*** Opening PROVIDED RECORDS ***

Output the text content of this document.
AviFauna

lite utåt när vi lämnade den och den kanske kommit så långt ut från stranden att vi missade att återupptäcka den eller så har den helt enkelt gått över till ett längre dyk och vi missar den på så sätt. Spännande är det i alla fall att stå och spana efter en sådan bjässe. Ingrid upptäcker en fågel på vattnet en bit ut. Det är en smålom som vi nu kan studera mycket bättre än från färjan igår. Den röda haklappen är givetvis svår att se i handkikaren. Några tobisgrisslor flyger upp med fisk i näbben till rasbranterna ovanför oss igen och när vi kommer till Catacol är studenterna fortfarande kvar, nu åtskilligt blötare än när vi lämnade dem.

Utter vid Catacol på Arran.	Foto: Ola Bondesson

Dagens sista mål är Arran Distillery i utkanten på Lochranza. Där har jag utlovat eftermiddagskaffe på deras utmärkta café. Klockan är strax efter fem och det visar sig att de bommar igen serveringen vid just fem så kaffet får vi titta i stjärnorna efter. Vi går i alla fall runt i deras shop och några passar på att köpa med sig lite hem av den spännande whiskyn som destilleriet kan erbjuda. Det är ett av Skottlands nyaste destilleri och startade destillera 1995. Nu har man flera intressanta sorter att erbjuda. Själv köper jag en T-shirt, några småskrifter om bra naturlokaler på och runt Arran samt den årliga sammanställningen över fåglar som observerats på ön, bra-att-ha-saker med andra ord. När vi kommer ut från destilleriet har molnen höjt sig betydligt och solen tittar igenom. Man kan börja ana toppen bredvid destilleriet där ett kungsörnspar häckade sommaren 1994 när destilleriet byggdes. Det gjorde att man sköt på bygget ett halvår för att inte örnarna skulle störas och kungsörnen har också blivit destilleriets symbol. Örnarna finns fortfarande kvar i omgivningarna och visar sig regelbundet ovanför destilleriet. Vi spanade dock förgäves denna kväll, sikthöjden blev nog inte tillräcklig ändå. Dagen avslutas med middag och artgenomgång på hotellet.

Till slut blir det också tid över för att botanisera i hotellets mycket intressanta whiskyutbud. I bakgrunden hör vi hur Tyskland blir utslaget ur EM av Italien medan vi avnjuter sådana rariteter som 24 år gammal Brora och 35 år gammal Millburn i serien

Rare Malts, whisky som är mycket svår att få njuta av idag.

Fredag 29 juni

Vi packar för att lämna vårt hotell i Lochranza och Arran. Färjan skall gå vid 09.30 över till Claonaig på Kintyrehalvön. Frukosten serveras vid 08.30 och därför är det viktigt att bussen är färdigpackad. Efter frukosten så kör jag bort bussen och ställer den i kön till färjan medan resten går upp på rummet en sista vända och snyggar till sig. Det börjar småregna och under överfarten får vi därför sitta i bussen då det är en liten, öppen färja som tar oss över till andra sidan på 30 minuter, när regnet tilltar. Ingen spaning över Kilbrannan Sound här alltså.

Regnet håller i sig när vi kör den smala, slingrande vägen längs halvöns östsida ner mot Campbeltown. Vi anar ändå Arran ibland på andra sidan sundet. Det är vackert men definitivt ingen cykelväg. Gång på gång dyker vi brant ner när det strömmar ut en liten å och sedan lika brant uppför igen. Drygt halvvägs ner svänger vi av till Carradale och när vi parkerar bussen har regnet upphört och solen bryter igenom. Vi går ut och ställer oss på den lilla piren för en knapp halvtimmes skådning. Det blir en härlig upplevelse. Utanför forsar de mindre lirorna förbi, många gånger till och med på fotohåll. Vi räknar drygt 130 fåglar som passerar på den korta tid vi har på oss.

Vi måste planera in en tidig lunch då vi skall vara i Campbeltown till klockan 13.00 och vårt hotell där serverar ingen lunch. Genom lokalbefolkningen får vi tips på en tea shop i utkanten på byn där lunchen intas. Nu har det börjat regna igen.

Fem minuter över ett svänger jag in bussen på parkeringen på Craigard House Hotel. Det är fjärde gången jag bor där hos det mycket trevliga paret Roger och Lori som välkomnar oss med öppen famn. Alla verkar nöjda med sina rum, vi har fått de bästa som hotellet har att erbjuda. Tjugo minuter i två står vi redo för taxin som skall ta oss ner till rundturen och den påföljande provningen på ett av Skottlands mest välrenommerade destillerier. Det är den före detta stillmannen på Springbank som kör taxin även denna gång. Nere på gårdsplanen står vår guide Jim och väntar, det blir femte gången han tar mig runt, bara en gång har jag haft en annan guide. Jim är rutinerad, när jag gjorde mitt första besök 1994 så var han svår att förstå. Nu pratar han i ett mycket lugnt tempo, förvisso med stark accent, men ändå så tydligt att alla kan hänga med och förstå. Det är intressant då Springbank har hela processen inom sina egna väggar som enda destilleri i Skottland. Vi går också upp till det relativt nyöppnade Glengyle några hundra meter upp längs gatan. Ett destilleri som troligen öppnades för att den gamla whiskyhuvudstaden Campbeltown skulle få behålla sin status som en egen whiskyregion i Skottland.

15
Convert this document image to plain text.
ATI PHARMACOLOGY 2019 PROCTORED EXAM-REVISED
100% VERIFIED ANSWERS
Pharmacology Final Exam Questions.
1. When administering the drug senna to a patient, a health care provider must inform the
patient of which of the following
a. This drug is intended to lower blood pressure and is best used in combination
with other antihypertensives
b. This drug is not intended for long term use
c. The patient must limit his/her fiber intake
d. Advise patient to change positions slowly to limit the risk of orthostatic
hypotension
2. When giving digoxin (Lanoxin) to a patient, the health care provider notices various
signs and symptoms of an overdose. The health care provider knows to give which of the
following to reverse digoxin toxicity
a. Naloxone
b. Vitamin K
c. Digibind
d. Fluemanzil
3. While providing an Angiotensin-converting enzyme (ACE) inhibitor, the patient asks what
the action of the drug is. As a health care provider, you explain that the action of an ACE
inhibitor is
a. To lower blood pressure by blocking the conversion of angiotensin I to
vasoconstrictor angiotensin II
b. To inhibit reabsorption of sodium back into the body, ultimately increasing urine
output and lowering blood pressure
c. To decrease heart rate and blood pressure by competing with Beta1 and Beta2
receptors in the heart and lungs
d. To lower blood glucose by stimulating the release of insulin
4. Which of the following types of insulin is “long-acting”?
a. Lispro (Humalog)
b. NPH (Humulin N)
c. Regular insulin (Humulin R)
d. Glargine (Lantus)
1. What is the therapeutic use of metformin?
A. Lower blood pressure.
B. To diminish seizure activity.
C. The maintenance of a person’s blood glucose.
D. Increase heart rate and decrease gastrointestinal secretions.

*** Closing PROVIDED RECORDS ***

## WHAT YOU SHOULD DO
Please set down each line of the records exactly as given.

## OUTPUT BELOW
Output the text content of this document.
AviFauna

lite utåt när vi lämnade den och den kanske kommit så långt ut från stranden att vi missade att återupptäcka den eller så har den helt enkelt gått över till ett längre dyk och vi missar den på så sätt. Spännande är det i alla fall att stå och spana efter en sådan bjässe. Ingrid upptäcker en fågel på vattnet en bit ut. Det är en smålom som vi nu kan studera mycket bättre än från färjan igår. Den röda haklappen är givetvis svår att se i handkikaren. Några tobisgrisslor flyger upp med fisk i näbben till rasbranterna ovanför oss igen och när vi kommer till Catacol är studenterna fortfarande kvar, nu åtskilligt blötare än när vi lämnade dem.

Utter vid Catacol på Arran.	Foto: Ola Bondesson

Dagens sista mål är Arran Distillery i utkanten på Lochranza. Där har jag utlovat eftermiddagskaffe på deras utmärkta café. Klockan är strax efter fem och det visar sig att de bommar igen serveringen vid just fem så kaffet får vi titta i stjärnorna efter. Vi går i alla fall runt i deras shop och några passar på att köpa med sig lite hem av den spännande whiskyn som destilleriet kan erbjuda. Det är ett av Skottlands nyaste destilleri och startade destillera 1995. Nu har man flera intressanta sorter att erbjuda. Själv köper jag en T-shirt, några småskrifter om bra naturlokaler på och runt Arran samt den årliga sammanställningen över fåglar som observerats på ön, bra-att-ha-saker med andra ord. När vi kommer ut från destilleriet har molnen höjt sig betydligt och solen tittar igenom. Man kan börja ana toppen bredvid destilleriet där ett kungsörnspar häckade sommaren 1994 när destilleriet byggdes. Det gjorde att man sköt på bygget ett halvår för att inte örnarna skulle störas och kungsörnen har också blivit destilleriets symbol. Örnarna finns fortfarande kvar i omgivningarna och visar sig regelbundet ovanför destilleriet. Vi spanade dock förgäves denna kväll, sikthöjden blev nog inte tillräcklig ändå. Dagen avslutas med middag och artgenomgång på hotellet.

Till slut blir det också tid över för att botanisera i hotellets mycket intressanta whiskyutbud. I bakgrunden hör vi hur Tyskland blir utslaget ur EM av Italien medan vi avnjuter sådana rariteter som 24 år gammal Brora och 35 år gammal Millburn i serien

Rare Malts, whisky som är mycket svår att få njuta av idag.

Fredag 29 juni

Vi packar för att lämna vårt hotell i Lochranza och Arran. Färjan skall gå vid 09.30 över till Claonaig på Kintyrehalvön. Frukosten serveras vid 08.30 och därför är det viktigt att bussen är färdigpackad. Efter frukosten så kör jag bort bussen och ställer den i kön till färjan medan resten går upp på rummet en sista vända och snyggar till sig. Det börjar småregna och under överfarten får vi därför sitta i bussen då det är en liten, öppen färja som tar oss över till andra sidan på 30 minuter, när regnet tilltar. Ingen spaning över Kilbrannan Sound här alltså.

Regnet håller i sig när vi kör den smala, slingrande vägen längs halvöns östsida ner mot Campbeltown. Vi anar ändå Arran ibland på andra sidan sundet. Det är vackert men definitivt ingen cykelväg. Gång på gång dyker vi brant ner när det strömmar ut en liten å och sedan lika brant uppför igen. Drygt halvvägs ner svänger vi av till Carradale och när vi parkerar bussen har regnet upphört och solen bryter igenom. Vi går ut och ställer oss på den lilla piren för en knapp halvtimmes skådning. Det blir en härlig upplevelse. Utanför forsar de mindre lirorna förbi, många gånger till och med på fotohåll. Vi räknar drygt 130 fåglar som passerar på den korta tid vi har på oss.

Vi måste planera in en tidig lunch då vi skall vara i Campbeltown till klockan 13.00 och vårt hotell där serverar ingen lunch. Genom lokalbefolkningen får vi tips på en tea shop i utkanten på byn där lunchen intas. Nu har det börjat regna igen.

Fem minuter över ett svänger jag in bussen på parkeringen på Craigard House Hotel. Det är fjärde gången jag bor där hos det mycket trevliga paret Roger och Lori som välkomnar oss med öppen famn. Alla verkar nöjda med sina rum, vi har fått de bästa som hotellet har att erbjuda. Tjugo minuter i två står vi redo för taxin som skall ta oss ner till rundturen och den påföljande provningen på ett av Skottlands mest välrenommerade destillerier. Det är den före detta stillmannen på Springbank som kör taxin även denna gång. Nere på gårdsplanen står vår guide Jim och väntar, det blir femte gången han tar mig runt, bara en gång har jag haft en annan guide. Jim är rutinerad, när jag gjorde mitt första besök 1994 så var han svår att förstå. Nu pratar han i ett mycket lugnt tempo, förvisso med stark accent, men ändå så tydligt att alla kan hänga med och förstå. Det är intressant då Springbank har hela processen inom sina egna väggar som enda destilleri i Skottland. Vi går också upp till det relativt nyöppnade Glengyle några hundra meter upp längs gatan. Ett destilleri som troligen öppnades för att den gamla whiskyhuvudstaden Campbeltown skulle få behålla sin status som en egen whiskyregion i Skottland.

15
Convert this document image to plain text.
ATI PHARMACOLOGY 2019 PROCTORED EXAM-REVISED
100% VERIFIED ANSWERS
Pharmacology Final Exam Questions.
1. When administering the drug senna to a patient, a health care provider must inform the
patient of which of the following
a. This drug is intended to lower blood pressure and is best used in combination
with other antihypertensives
b. This drug is not intended for long term use
c. The patient must limit his/her fiber intake
d. Advise patient to change positions slowly to limit the risk of orthostatic
hypotension
2. When giving digoxin (Lanoxin) to a patient, the health care provider notices various
signs and symptoms of an overdose. The health care provider knows to give which of the
following to reverse digoxin toxicity
a. Naloxone
b. Vitamin K
c. Digibind
d. Fluemanzil
3. While providing an Angiotensin-converting enzyme (ACE) inhibitor, the patient asks what
the action of the drug is. As a health care provider, you explain that the action of an ACE
inhibitor is
a. To lower blood pressure by blocking the conversion of angiotensin I to
vasoconstrictor angiotensin II
b. To inhibit reabsorption of sodium back into the body, ultimately increasing urine
output and lowering blood pressure
c. To decrease heart rate and blood pressure by competing with Beta1 and Beta2
receptors in the heart and lungs
d. To lower blood glucose by stimulating the release of insulin
4. Which of the following types of insulin is “long-acting”?
a. Lispro (Humalog)
b. NPH (Humulin N)
c. Regular insulin (Humulin R)
d. Glargine (Lantus)
1. What is the therapeutic use of metformin?
A. Lower blood pressure.
B. To diminish seizure activity.
C. The maintenance of a person’s blood glucose.
D. Increase heart rate and decrease gastrointestinal secretions.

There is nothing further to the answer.